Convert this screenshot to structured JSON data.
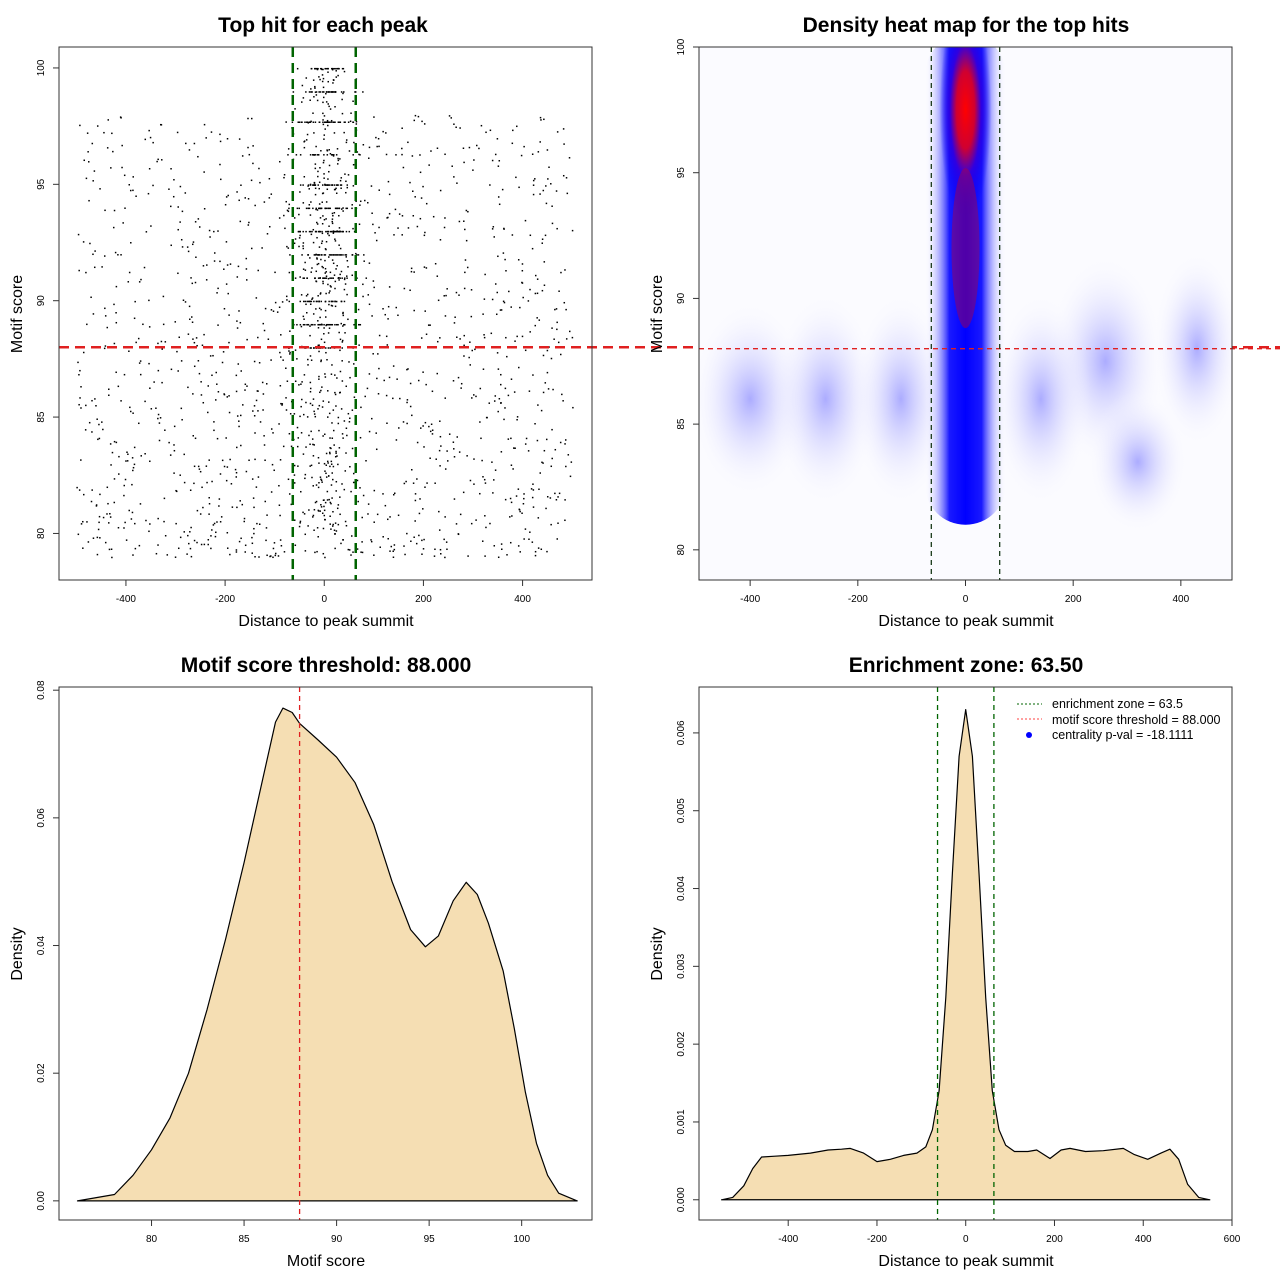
{
  "chart_data": [
    {
      "type": "scatter",
      "title": "Top hit for each peak",
      "xlabel": "Distance to peak summit",
      "ylabel": "Motif score",
      "xlim": [
        -535,
        540
      ],
      "ylim": [
        78,
        100.9
      ],
      "xticks": [
        -400,
        -200,
        0,
        200,
        400
      ],
      "yticks": [
        80,
        85,
        90,
        95,
        100
      ],
      "hlines": [
        {
          "y": 88,
          "color": "#e02020",
          "style": "dashed"
        }
      ],
      "vlines": [
        {
          "x": -63.5,
          "color": "#006400",
          "style": "dashed"
        },
        {
          "x": 63.5,
          "color": "#006400",
          "style": "dashed"
        }
      ],
      "points_note": "approx. 2000 top hits; background uniform over [-500,500] x [79,100], dense central column |x|<60 with high scores"
    },
    {
      "type": "heatmap",
      "title": "Density heat map for the top hits",
      "xlabel": "Distance to peak summit",
      "ylabel": "Motif score",
      "xlim": [
        -495,
        495
      ],
      "ylim": [
        78.8,
        100
      ],
      "xticks": [
        -400,
        -200,
        0,
        200,
        400
      ],
      "yticks": [
        80,
        85,
        90,
        95,
        100
      ],
      "colorscale": [
        "#ffffff",
        "#0000ff",
        "#ff0000"
      ],
      "hot_spot": {
        "x": 0,
        "y": 97.5
      },
      "hlines": [
        {
          "y": 88,
          "color": "#e02020",
          "style": "dashed"
        }
      ],
      "vlines": [
        {
          "x": -63.5,
          "color": "#1a3a1a",
          "style": "dashed"
        },
        {
          "x": 63.5,
          "color": "#1a3a1a",
          "style": "dashed"
        }
      ]
    },
    {
      "type": "area",
      "title": "Motif score threshold: 88.000",
      "xlabel": "Motif score",
      "ylabel": "Density",
      "xlim": [
        75,
        103.8
      ],
      "ylim": [
        -0.003,
        0.0805
      ],
      "xticks": [
        80,
        85,
        90,
        95,
        100
      ],
      "yticks": [
        0.0,
        0.02,
        0.04,
        0.06,
        0.08
      ],
      "ytick_labels": [
        "0.00",
        "0.02",
        "0.04",
        "0.06",
        "0.08"
      ],
      "fill": "#f5deb3",
      "x": [
        76,
        78,
        79,
        80,
        81,
        82,
        83,
        84,
        85,
        86,
        86.7,
        87.1,
        87.6,
        88,
        89,
        90,
        91,
        92,
        93,
        94,
        94.8,
        95.5,
        96.3,
        97,
        97.6,
        98.2,
        99,
        99.6,
        100.2,
        100.8,
        101.4,
        102,
        103
      ],
      "y": [
        0,
        0.001,
        0.004,
        0.008,
        0.013,
        0.02,
        0.03,
        0.041,
        0.053,
        0.066,
        0.075,
        0.0772,
        0.0765,
        0.0748,
        0.0722,
        0.0695,
        0.0655,
        0.059,
        0.05,
        0.0425,
        0.0398,
        0.0415,
        0.047,
        0.0499,
        0.048,
        0.0435,
        0.036,
        0.027,
        0.017,
        0.009,
        0.004,
        0.0012,
        0
      ],
      "vlines": [
        {
          "x": 88,
          "color": "#e02020",
          "style": "dashed"
        }
      ]
    },
    {
      "type": "area",
      "title": "Enrichment zone: 63.50",
      "xlabel": "Distance to peak summit",
      "ylabel": "Density",
      "xlim": [
        -601,
        600
      ],
      "ylim": [
        -0.00026,
        0.00659
      ],
      "xticks": [
        -400,
        -200,
        0,
        200,
        400,
        600
      ],
      "yticks": [
        0,
        0.001,
        0.002,
        0.003,
        0.004,
        0.005,
        0.006
      ],
      "ytick_labels": [
        "0.000",
        "0.001",
        "0.002",
        "0.003",
        "0.004",
        "0.005",
        "0.006"
      ],
      "fill": "#f5deb3",
      "x": [
        -550,
        -525,
        -500,
        -480,
        -460,
        -430,
        -400,
        -350,
        -310,
        -280,
        -260,
        -230,
        -200,
        -170,
        -140,
        -110,
        -90,
        -75,
        -60,
        -45,
        -30,
        -15,
        0,
        15,
        30,
        45,
        60,
        75,
        90,
        110,
        140,
        160,
        190,
        215,
        235,
        270,
        310,
        355,
        380,
        410,
        440,
        460,
        480,
        500,
        525,
        550
      ],
      "y": [
        0,
        3e-05,
        0.00018,
        0.0004,
        0.00055,
        0.00056,
        0.00057,
        0.0006,
        0.00064,
        0.00065,
        0.00066,
        0.0006,
        0.00049,
        0.00052,
        0.00057,
        0.0006,
        0.00068,
        0.0009,
        0.0014,
        0.0026,
        0.0042,
        0.0057,
        0.0063,
        0.0057,
        0.0042,
        0.0026,
        0.0014,
        0.0009,
        0.0007,
        0.00062,
        0.00062,
        0.00064,
        0.00053,
        0.00064,
        0.00066,
        0.00062,
        0.00063,
        0.00066,
        0.00058,
        0.00052,
        0.0006,
        0.00065,
        0.00052,
        0.0002,
        3e-05,
        0
      ],
      "vlines": [
        {
          "x": -63.5,
          "color": "#006400",
          "style": "dashed"
        },
        {
          "x": 63.5,
          "color": "#006400",
          "style": "dashed"
        }
      ],
      "legend": {
        "placement": "top-right",
        "entries": [
          {
            "label": "enrichment zone = 63.5",
            "color": "#006400",
            "style": "dotted-line"
          },
          {
            "label": "motif score threshold = 88.000",
            "color": "#ff4040",
            "style": "dotted-line"
          },
          {
            "label": "centrality p-val = -18.1111",
            "color": "#0000ff",
            "style": "point"
          }
        ]
      }
    }
  ]
}
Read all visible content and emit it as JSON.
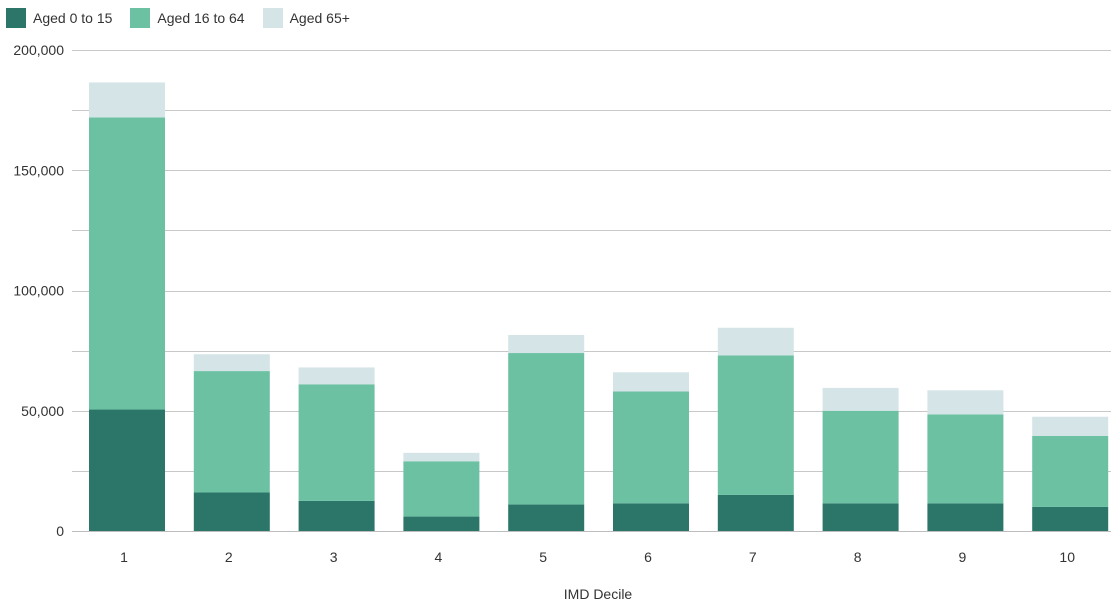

[Work to be completed] Copy all of the entries verbatim, leaving out any pictures they contain.

[Output of the task]
Convert this screenshot to structured JSON data.
{
  "chart_data": [
    {
      "type": "scatter",
      "title": "Top hit for each peak",
      "xlabel": "Distance to peak summit",
      "ylabel": "Motif score",
      "xlim": [
        -535,
        540
      ],
      "ylim": [
        78,
        100.9
      ],
      "xticks": [
        -400,
        -200,
        0,
        200,
        400
      ],
      "yticks": [
        80,
        85,
        90,
        95,
        100
      ],
      "hlines": [
        {
          "y": 88,
          "color": "#e02020",
          "style": "dashed"
        }
      ],
      "vlines": [
        {
          "x": -63.5,
          "color": "#006400",
          "style": "dashed"
        },
        {
          "x": 63.5,
          "color": "#006400",
          "style": "dashed"
        }
      ],
      "points_note": "approx. 2000 top hits; background uniform over [-500,500] x [79,100], dense central column |x|<60 with high scores"
    },
    {
      "type": "heatmap",
      "title": "Density heat map for the top hits",
      "xlabel": "Distance to peak summit",
      "ylabel": "Motif score",
      "xlim": [
        -495,
        495
      ],
      "ylim": [
        78.8,
        100
      ],
      "xticks": [
        -400,
        -200,
        0,
        200,
        400
      ],
      "yticks": [
        80,
        85,
        90,
        95,
        100
      ],
      "colorscale": [
        "#ffffff",
        "#0000ff",
        "#ff0000"
      ],
      "hot_spot": {
        "x": 0,
        "y": 97.5
      },
      "hlines": [
        {
          "y": 88,
          "color": "#e02020",
          "style": "dashed"
        }
      ],
      "vlines": [
        {
          "x": -63.5,
          "color": "#1a3a1a",
          "style": "dashed"
        },
        {
          "x": 63.5,
          "color": "#1a3a1a",
          "style": "dashed"
        }
      ]
    },
    {
      "type": "area",
      "title": "Motif score threshold: 88.000",
      "xlabel": "Motif score",
      "ylabel": "Density",
      "xlim": [
        75,
        103.8
      ],
      "ylim": [
        -0.003,
        0.0805
      ],
      "xticks": [
        80,
        85,
        90,
        95,
        100
      ],
      "yticks": [
        0.0,
        0.02,
        0.04,
        0.06,
        0.08
      ],
      "ytick_labels": [
        "0.00",
        "0.02",
        "0.04",
        "0.06",
        "0.08"
      ],
      "fill": "#f5deb3",
      "x": [
        76,
        78,
        79,
        80,
        81,
        82,
        83,
        84,
        85,
        86,
        86.7,
        87.1,
        87.6,
        88,
        89,
        90,
        91,
        92,
        93,
        94,
        94.8,
        95.5,
        96.3,
        97,
        97.6,
        98.2,
        99,
        99.6,
        100.2,
        100.8,
        101.4,
        102,
        103
      ],
      "y": [
        0,
        0.001,
        0.004,
        0.008,
        0.013,
        0.02,
        0.03,
        0.041,
        0.053,
        0.066,
        0.075,
        0.0772,
        0.0765,
        0.0748,
        0.0722,
        0.0695,
        0.0655,
        0.059,
        0.05,
        0.0425,
        0.0398,
        0.0415,
        0.047,
        0.0499,
        0.048,
        0.0435,
        0.036,
        0.027,
        0.017,
        0.009,
        0.004,
        0.0012,
        0
      ],
      "vlines": [
        {
          "x": 88,
          "color": "#e02020",
          "style": "dashed"
        }
      ]
    },
    {
      "type": "area",
      "title": "Enrichment zone: 63.50",
      "xlabel": "Distance to peak summit",
      "ylabel": "Density",
      "xlim": [
        -601,
        600
      ],
      "ylim": [
        -0.00026,
        0.00659
      ],
      "xticks": [
        -400,
        -200,
        0,
        200,
        400,
        600
      ],
      "yticks": [
        0,
        0.001,
        0.002,
        0.003,
        0.004,
        0.005,
        0.006
      ],
      "ytick_labels": [
        "0.000",
        "0.001",
        "0.002",
        "0.003",
        "0.004",
        "0.005",
        "0.006"
      ],
      "fill": "#f5deb3",
      "x": [
        -550,
        -525,
        -500,
        -480,
        -460,
        -430,
        -400,
        -350,
        -310,
        -280,
        -260,
        -230,
        -200,
        -170,
        -140,
        -110,
        -90,
        -75,
        -60,
        -45,
        -30,
        -15,
        0,
        15,
        30,
        45,
        60,
        75,
        90,
        110,
        140,
        160,
        190,
        215,
        235,
        270,
        310,
        355,
        380,
        410,
        440,
        460,
        480,
        500,
        525,
        550
      ],
      "y": [
        0,
        3e-05,
        0.00018,
        0.0004,
        0.00055,
        0.00056,
        0.00057,
        0.0006,
        0.00064,
        0.00065,
        0.00066,
        0.0006,
        0.00049,
        0.00052,
        0.00057,
        0.0006,
        0.00068,
        0.0009,
        0.0014,
        0.0026,
        0.0042,
        0.0057,
        0.0063,
        0.0057,
        0.0042,
        0.0026,
        0.0014,
        0.0009,
        0.0007,
        0.00062,
        0.00062,
        0.00064,
        0.00053,
        0.00064,
        0.00066,
        0.00062,
        0.00063,
        0.00066,
        0.00058,
        0.00052,
        0.0006,
        0.00065,
        0.00052,
        0.0002,
        3e-05,
        0
      ],
      "vlines": [
        {
          "x": -63.5,
          "color": "#006400",
          "style": "dashed"
        },
        {
          "x": 63.5,
          "color": "#006400",
          "style": "dashed"
        }
      ],
      "legend": {
        "placement": "top-right",
        "entries": [
          {
            "label": "enrichment zone = 63.5",
            "color": "#006400",
            "style": "dotted-line"
          },
          {
            "label": "motif score threshold = 88.000",
            "color": "#ff4040",
            "style": "dotted-line"
          },
          {
            "label": "centrality p-val = -18.1111",
            "color": "#0000ff",
            "style": "point"
          }
        ]
      }
    }
  ]
}
Read all visible content and emit it as JSON.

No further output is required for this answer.